* Start SUPPLIED RECORDS *

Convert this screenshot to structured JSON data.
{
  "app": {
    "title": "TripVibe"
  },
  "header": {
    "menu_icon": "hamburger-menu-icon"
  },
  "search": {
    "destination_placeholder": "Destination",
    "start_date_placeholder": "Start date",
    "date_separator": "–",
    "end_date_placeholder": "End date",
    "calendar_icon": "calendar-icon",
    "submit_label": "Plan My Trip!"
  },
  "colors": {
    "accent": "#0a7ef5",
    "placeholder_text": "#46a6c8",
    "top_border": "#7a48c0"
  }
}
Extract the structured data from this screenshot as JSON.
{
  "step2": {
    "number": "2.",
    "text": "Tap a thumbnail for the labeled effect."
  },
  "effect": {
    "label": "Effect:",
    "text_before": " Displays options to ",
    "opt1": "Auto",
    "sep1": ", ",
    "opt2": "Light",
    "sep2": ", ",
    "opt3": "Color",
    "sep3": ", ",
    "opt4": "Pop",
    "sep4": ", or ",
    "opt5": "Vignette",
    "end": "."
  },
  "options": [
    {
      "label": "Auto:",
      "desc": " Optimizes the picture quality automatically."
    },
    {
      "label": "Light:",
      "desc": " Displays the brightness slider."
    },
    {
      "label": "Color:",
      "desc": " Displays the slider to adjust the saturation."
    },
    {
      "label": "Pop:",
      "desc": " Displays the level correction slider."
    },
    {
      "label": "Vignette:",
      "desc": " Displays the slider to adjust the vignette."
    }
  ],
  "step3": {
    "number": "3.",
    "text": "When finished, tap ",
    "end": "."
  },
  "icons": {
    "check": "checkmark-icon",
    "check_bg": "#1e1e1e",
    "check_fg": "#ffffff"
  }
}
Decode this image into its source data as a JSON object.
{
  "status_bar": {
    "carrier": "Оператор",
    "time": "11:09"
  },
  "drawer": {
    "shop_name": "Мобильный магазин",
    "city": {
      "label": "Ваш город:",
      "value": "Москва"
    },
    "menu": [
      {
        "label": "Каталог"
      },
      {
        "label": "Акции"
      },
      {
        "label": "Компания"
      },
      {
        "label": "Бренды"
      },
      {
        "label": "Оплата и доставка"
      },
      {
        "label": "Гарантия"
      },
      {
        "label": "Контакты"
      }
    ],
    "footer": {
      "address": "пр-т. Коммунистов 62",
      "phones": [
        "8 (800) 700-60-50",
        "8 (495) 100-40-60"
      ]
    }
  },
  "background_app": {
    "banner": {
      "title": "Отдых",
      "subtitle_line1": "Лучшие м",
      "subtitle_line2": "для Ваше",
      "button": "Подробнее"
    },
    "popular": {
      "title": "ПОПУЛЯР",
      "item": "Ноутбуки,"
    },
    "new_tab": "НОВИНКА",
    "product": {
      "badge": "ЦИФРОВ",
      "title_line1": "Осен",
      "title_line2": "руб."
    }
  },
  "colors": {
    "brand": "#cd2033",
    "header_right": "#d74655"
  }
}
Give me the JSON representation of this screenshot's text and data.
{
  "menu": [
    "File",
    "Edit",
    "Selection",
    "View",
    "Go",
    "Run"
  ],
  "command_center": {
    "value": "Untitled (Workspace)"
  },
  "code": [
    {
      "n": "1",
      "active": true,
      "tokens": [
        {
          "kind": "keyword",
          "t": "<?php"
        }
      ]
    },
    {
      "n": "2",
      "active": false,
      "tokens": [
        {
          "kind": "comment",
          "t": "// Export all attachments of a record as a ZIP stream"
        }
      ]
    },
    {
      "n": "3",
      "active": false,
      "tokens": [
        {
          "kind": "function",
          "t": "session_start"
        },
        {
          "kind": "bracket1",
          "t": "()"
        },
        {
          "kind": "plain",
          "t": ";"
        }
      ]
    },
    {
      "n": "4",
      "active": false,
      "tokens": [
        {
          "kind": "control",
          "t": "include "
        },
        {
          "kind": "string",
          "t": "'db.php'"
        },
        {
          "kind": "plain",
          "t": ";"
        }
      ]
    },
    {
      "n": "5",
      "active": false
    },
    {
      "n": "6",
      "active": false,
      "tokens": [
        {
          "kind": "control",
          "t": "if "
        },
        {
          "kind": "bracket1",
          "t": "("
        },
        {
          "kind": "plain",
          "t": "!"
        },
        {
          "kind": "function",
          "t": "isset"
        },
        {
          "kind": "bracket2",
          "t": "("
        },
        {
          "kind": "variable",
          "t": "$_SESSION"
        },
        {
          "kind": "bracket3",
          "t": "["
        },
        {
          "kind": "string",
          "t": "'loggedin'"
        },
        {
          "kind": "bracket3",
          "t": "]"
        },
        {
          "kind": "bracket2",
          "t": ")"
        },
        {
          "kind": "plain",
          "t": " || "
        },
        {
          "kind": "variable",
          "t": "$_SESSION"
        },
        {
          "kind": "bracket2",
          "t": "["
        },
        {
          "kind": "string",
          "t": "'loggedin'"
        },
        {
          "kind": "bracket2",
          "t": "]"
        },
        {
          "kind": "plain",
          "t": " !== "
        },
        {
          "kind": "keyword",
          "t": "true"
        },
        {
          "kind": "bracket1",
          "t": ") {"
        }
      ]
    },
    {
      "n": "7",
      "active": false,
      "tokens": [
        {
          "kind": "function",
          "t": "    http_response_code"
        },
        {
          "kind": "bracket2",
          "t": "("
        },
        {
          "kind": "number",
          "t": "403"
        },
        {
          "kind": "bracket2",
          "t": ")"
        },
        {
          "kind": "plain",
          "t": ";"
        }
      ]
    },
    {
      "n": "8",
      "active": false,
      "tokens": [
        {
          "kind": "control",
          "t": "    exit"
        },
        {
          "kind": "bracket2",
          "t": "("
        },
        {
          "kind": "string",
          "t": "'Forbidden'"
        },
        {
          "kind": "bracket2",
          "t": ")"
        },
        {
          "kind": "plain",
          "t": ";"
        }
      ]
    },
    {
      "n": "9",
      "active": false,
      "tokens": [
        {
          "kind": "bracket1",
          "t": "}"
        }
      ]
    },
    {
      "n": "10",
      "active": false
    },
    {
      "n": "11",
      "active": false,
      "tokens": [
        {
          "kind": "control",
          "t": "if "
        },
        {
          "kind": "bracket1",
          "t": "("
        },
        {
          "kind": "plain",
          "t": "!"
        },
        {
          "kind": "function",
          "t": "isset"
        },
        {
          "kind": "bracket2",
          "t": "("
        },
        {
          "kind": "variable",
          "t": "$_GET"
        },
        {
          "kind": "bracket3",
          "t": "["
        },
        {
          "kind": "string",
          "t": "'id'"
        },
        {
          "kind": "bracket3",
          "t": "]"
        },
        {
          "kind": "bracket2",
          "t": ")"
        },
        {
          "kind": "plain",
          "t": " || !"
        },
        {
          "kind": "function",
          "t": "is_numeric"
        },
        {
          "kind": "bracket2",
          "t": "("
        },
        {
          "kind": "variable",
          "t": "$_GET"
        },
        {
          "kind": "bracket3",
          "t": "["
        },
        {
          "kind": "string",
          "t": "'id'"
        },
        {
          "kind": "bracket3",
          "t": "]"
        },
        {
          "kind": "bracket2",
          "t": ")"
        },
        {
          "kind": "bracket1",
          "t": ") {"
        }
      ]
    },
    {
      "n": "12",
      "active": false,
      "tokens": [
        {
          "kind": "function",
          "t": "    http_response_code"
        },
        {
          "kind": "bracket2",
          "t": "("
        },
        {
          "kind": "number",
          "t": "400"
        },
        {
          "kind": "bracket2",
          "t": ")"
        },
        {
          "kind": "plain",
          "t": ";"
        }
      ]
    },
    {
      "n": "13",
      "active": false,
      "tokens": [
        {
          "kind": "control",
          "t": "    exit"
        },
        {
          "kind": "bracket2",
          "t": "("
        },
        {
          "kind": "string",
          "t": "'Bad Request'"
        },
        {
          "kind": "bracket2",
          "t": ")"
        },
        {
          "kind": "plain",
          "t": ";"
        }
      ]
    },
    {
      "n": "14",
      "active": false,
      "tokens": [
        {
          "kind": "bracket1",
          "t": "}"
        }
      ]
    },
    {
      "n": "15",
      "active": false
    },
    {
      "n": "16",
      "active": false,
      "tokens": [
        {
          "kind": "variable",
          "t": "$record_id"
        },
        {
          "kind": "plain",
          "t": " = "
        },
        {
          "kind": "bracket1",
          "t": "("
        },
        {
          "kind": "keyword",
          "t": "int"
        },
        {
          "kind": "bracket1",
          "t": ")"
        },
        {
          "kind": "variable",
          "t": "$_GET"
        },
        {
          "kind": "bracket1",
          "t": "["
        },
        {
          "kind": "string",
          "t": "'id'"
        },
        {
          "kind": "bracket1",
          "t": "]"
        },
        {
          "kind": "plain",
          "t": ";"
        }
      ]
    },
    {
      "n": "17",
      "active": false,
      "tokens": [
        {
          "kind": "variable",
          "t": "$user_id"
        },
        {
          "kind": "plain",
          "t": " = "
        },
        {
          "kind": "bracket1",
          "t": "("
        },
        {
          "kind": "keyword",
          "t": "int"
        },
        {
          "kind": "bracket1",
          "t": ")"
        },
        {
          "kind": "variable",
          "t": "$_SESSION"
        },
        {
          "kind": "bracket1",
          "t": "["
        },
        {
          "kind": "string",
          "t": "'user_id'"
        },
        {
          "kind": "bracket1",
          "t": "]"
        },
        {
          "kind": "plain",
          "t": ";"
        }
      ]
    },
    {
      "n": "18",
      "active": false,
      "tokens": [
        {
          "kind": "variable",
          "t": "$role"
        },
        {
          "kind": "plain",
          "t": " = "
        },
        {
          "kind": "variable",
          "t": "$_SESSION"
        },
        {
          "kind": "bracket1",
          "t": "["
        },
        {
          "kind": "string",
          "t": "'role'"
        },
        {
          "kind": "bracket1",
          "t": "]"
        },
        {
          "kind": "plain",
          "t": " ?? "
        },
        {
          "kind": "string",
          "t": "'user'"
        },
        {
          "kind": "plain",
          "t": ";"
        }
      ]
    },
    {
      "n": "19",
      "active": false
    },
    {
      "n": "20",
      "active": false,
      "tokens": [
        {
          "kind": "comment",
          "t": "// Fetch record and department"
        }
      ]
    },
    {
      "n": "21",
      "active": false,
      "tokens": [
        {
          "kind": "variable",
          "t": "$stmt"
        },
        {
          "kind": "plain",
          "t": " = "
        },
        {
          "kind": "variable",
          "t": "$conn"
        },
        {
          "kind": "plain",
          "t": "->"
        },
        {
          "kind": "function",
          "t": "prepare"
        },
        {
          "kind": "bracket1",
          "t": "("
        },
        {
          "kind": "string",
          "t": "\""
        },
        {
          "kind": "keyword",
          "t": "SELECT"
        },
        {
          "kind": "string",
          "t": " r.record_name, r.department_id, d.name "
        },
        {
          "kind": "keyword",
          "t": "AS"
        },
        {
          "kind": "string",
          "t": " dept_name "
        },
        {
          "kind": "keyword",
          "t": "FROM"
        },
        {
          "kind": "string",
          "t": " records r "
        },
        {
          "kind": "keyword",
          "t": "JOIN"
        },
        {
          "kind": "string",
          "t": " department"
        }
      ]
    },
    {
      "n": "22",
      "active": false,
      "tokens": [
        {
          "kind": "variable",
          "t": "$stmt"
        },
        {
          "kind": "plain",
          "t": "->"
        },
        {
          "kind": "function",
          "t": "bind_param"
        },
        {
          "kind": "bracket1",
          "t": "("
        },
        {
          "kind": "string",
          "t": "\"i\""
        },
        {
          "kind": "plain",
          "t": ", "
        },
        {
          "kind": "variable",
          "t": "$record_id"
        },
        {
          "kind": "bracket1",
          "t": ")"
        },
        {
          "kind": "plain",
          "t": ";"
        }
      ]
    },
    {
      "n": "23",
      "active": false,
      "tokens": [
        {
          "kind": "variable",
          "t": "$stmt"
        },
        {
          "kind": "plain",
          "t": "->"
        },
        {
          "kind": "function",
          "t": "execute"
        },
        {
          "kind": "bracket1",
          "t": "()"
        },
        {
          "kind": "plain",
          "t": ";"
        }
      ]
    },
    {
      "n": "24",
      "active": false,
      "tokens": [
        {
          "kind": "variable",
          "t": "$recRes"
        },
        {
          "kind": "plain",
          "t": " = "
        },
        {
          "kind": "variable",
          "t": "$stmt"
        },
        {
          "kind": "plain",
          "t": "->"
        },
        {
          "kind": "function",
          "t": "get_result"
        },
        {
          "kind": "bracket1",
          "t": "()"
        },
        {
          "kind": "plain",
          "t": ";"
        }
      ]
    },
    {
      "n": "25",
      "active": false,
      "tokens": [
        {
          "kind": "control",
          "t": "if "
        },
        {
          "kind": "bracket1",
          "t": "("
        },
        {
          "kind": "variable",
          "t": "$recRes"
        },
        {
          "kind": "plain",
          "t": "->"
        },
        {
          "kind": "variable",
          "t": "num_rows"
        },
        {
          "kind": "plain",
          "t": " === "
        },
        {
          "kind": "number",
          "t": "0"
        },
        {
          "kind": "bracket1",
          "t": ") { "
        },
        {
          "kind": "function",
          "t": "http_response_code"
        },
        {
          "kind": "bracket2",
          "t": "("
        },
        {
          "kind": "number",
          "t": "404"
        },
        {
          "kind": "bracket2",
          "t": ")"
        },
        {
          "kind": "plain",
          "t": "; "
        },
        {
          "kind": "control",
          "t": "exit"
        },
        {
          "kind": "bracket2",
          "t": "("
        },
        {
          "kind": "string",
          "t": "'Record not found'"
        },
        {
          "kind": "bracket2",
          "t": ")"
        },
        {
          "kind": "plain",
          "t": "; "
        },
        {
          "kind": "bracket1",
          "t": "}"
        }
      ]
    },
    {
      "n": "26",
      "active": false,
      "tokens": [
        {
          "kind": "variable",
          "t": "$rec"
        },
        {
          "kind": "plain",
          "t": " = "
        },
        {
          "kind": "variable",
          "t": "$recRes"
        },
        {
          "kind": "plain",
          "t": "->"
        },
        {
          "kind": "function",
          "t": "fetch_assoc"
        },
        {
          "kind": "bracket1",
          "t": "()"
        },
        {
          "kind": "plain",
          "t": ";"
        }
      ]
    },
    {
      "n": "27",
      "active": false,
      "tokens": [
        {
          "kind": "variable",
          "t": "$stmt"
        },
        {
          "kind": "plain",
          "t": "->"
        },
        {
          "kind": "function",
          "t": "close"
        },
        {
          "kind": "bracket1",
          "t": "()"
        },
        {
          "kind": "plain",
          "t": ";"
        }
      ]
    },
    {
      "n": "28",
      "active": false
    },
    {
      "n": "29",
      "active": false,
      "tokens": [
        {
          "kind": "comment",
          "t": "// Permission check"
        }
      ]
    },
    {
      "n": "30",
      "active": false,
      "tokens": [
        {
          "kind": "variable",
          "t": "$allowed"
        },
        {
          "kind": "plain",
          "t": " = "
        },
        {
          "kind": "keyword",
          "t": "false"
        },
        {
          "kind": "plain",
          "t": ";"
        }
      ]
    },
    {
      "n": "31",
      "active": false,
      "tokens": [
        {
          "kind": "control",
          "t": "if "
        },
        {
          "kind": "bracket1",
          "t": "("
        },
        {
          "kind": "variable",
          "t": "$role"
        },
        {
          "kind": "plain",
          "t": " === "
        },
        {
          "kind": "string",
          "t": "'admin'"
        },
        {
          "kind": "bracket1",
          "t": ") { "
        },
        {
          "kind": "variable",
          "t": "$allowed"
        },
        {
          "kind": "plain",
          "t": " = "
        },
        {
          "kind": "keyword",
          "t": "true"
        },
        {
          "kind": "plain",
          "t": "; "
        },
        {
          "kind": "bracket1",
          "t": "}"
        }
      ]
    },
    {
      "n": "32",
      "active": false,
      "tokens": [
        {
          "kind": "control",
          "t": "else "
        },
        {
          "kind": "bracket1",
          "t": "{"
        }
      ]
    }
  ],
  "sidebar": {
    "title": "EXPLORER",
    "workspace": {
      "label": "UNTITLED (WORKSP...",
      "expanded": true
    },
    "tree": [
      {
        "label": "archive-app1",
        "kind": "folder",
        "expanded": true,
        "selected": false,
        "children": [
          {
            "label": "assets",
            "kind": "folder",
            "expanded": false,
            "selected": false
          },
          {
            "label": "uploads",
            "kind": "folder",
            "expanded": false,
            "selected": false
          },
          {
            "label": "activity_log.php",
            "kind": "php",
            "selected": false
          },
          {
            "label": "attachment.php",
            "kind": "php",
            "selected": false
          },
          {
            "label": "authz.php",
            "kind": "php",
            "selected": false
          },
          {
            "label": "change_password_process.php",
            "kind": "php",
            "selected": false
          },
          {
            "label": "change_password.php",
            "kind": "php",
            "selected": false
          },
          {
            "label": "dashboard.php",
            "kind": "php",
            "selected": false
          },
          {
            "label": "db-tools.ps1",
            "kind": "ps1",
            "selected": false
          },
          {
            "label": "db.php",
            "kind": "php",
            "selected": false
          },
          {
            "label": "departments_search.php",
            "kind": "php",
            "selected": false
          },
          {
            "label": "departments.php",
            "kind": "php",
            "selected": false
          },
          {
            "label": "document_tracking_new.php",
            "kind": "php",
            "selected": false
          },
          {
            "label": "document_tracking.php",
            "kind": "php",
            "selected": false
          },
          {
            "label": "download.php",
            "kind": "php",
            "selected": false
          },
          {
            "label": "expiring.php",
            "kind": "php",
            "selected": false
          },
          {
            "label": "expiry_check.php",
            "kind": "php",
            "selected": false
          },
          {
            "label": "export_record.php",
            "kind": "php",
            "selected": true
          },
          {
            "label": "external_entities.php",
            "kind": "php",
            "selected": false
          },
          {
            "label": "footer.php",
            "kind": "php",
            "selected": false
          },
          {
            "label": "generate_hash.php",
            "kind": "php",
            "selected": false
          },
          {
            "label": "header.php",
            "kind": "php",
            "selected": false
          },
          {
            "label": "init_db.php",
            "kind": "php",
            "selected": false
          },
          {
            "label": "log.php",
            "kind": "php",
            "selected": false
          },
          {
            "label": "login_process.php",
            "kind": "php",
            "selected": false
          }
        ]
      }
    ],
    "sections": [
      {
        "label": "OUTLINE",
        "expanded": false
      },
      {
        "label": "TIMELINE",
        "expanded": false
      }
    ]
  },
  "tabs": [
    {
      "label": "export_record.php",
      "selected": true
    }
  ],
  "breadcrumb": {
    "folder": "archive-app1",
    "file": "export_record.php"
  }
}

* End SUPPLIED RECORDS *

- GOAL -
Count every line in the preceding entries where the string "true" appears, then state only the total.

- FINISHED EXERCISE -
7